-- Task material follows --
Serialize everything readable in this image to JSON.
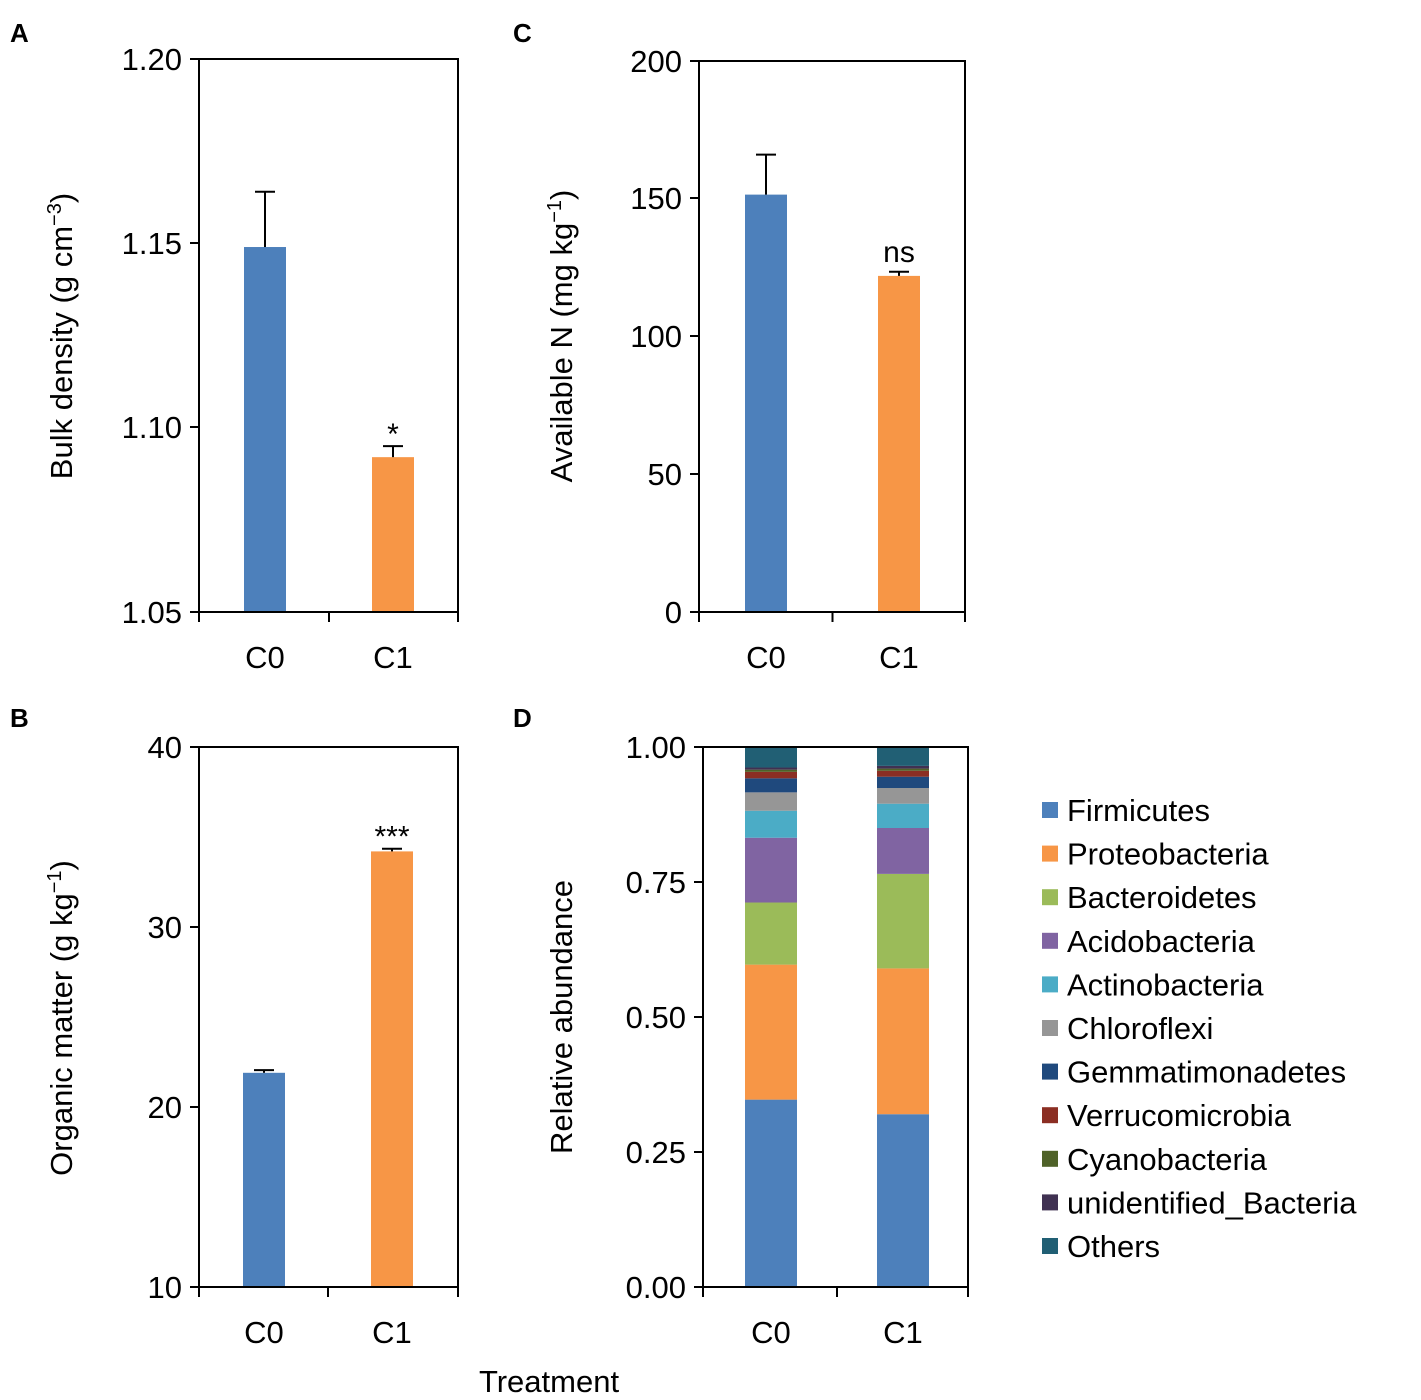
{
  "figure": {
    "shared_xlabel": "Treatment"
  },
  "chart_data": [
    {
      "panel": "A",
      "type": "bar",
      "categories": [
        "C0",
        "C1"
      ],
      "values": [
        1.149,
        1.092
      ],
      "errors": [
        0.015,
        0.003
      ],
      "colors": [
        "#4d80bb",
        "#f79646"
      ],
      "ylim": [
        1.05,
        1.2
      ],
      "yticks": [
        "1.05",
        "1.10",
        "1.15",
        "1.20"
      ],
      "ylabel": "Bulk density (g cm",
      "ylabel_sup": "−3",
      "ylabel_end": ")",
      "significance": [
        "",
        "*"
      ]
    },
    {
      "panel": "B",
      "type": "bar",
      "categories": [
        "C0",
        "C1"
      ],
      "values": [
        21.9,
        34.2
      ],
      "errors": [
        0.15,
        0.15
      ],
      "colors": [
        "#4d80bb",
        "#f79646"
      ],
      "ylim": [
        10,
        40
      ],
      "yticks": [
        "10",
        "20",
        "30",
        "40"
      ],
      "ylabel": "Organic matter (g kg",
      "ylabel_sup": "−1",
      "ylabel_end": ")",
      "significance": [
        "",
        "***"
      ]
    },
    {
      "panel": "C",
      "type": "bar",
      "categories": [
        "C0",
        "C1"
      ],
      "values": [
        151.5,
        122
      ],
      "errors": [
        14.5,
        1.5
      ],
      "colors": [
        "#4d80bb",
        "#f79646"
      ],
      "ylim": [
        0,
        200
      ],
      "yticks": [
        "0",
        "50",
        "100",
        "150",
        "200"
      ],
      "ylabel": "Available N (mg kg",
      "ylabel_sup": "−1",
      "ylabel_end": ")",
      "significance": [
        "",
        "ns"
      ]
    },
    {
      "panel": "D",
      "type": "bar",
      "stacked": true,
      "categories": [
        "C0",
        "C1"
      ],
      "ylim": [
        0,
        1
      ],
      "yticks": [
        "0.00",
        "0.25",
        "0.50",
        "0.75",
        "1.00"
      ],
      "ylabel": "Relative abundance",
      "series": [
        {
          "name": "Firmicutes",
          "color": "#4d80bb",
          "values": [
            0.347,
            0.32
          ]
        },
        {
          "name": "Proteobacteria",
          "color": "#f79646",
          "values": [
            0.25,
            0.27
          ]
        },
        {
          "name": "Bacteroidetes",
          "color": "#9bbb59",
          "values": [
            0.115,
            0.175
          ]
        },
        {
          "name": "Acidobacteria",
          "color": "#8064a2",
          "values": [
            0.12,
            0.085
          ]
        },
        {
          "name": "Actinobacteria",
          "color": "#4bacc6",
          "values": [
            0.05,
            0.045
          ]
        },
        {
          "name": "Chloroflexi",
          "color": "#969696",
          "values": [
            0.034,
            0.029
          ]
        },
        {
          "name": "Gemmatimonadetes",
          "color": "#1f497d",
          "values": [
            0.026,
            0.021
          ]
        },
        {
          "name": "Verrucomicrobia",
          "color": "#8b2e23",
          "values": [
            0.012,
            0.011
          ]
        },
        {
          "name": "Cyanobacteria",
          "color": "#4f6228",
          "values": [
            0.004,
            0.004
          ]
        },
        {
          "name": "unidentified_Bacteria",
          "color": "#403152",
          "values": [
            0.004,
            0.005
          ]
        },
        {
          "name": "Others",
          "color": "#215f74",
          "values": [
            0.038,
            0.035
          ]
        }
      ]
    }
  ]
}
-- Task material concluded --
_About this task_. Could you reproduce the listing above word for word while leaving out its pictures?

_Completed exercise_.
Serialize everything readable in this image to JSON.
{
  "figure": {
    "shared_xlabel": "Treatment"
  },
  "chart_data": [
    {
      "panel": "A",
      "type": "bar",
      "categories": [
        "C0",
        "C1"
      ],
      "values": [
        1.149,
        1.092
      ],
      "errors": [
        0.015,
        0.003
      ],
      "colors": [
        "#4d80bb",
        "#f79646"
      ],
      "ylim": [
        1.05,
        1.2
      ],
      "yticks": [
        "1.05",
        "1.10",
        "1.15",
        "1.20"
      ],
      "ylabel": "Bulk density (g cm",
      "ylabel_sup": "−3",
      "ylabel_end": ")",
      "significance": [
        "",
        "*"
      ]
    },
    {
      "panel": "B",
      "type": "bar",
      "categories": [
        "C0",
        "C1"
      ],
      "values": [
        21.9,
        34.2
      ],
      "errors": [
        0.15,
        0.15
      ],
      "colors": [
        "#4d80bb",
        "#f79646"
      ],
      "ylim": [
        10,
        40
      ],
      "yticks": [
        "10",
        "20",
        "30",
        "40"
      ],
      "ylabel": "Organic matter (g kg",
      "ylabel_sup": "−1",
      "ylabel_end": ")",
      "significance": [
        "",
        "***"
      ]
    },
    {
      "panel": "C",
      "type": "bar",
      "categories": [
        "C0",
        "C1"
      ],
      "values": [
        151.5,
        122
      ],
      "errors": [
        14.5,
        1.5
      ],
      "colors": [
        "#4d80bb",
        "#f79646"
      ],
      "ylim": [
        0,
        200
      ],
      "yticks": [
        "0",
        "50",
        "100",
        "150",
        "200"
      ],
      "ylabel": "Available N (mg kg",
      "ylabel_sup": "−1",
      "ylabel_end": ")",
      "significance": [
        "",
        "ns"
      ]
    },
    {
      "panel": "D",
      "type": "bar",
      "stacked": true,
      "categories": [
        "C0",
        "C1"
      ],
      "ylim": [
        0,
        1
      ],
      "yticks": [
        "0.00",
        "0.25",
        "0.50",
        "0.75",
        "1.00"
      ],
      "ylabel": "Relative abundance",
      "series": [
        {
          "name": "Firmicutes",
          "color": "#4d80bb",
          "values": [
            0.347,
            0.32
          ]
        },
        {
          "name": "Proteobacteria",
          "color": "#f79646",
          "values": [
            0.25,
            0.27
          ]
        },
        {
          "name": "Bacteroidetes",
          "color": "#9bbb59",
          "values": [
            0.115,
            0.175
          ]
        },
        {
          "name": "Acidobacteria",
          "color": "#8064a2",
          "values": [
            0.12,
            0.085
          ]
        },
        {
          "name": "Actinobacteria",
          "color": "#4bacc6",
          "values": [
            0.05,
            0.045
          ]
        },
        {
          "name": "Chloroflexi",
          "color": "#969696",
          "values": [
            0.034,
            0.029
          ]
        },
        {
          "name": "Gemmatimonadetes",
          "color": "#1f497d",
          "values": [
            0.026,
            0.021
          ]
        },
        {
          "name": "Verrucomicrobia",
          "color": "#8b2e23",
          "values": [
            0.012,
            0.011
          ]
        },
        {
          "name": "Cyanobacteria",
          "color": "#4f6228",
          "values": [
            0.004,
            0.004
          ]
        },
        {
          "name": "unidentified_Bacteria",
          "color": "#403152",
          "values": [
            0.004,
            0.005
          ]
        },
        {
          "name": "Others",
          "color": "#215f74",
          "values": [
            0.038,
            0.035
          ]
        }
      ]
    }
  ]
}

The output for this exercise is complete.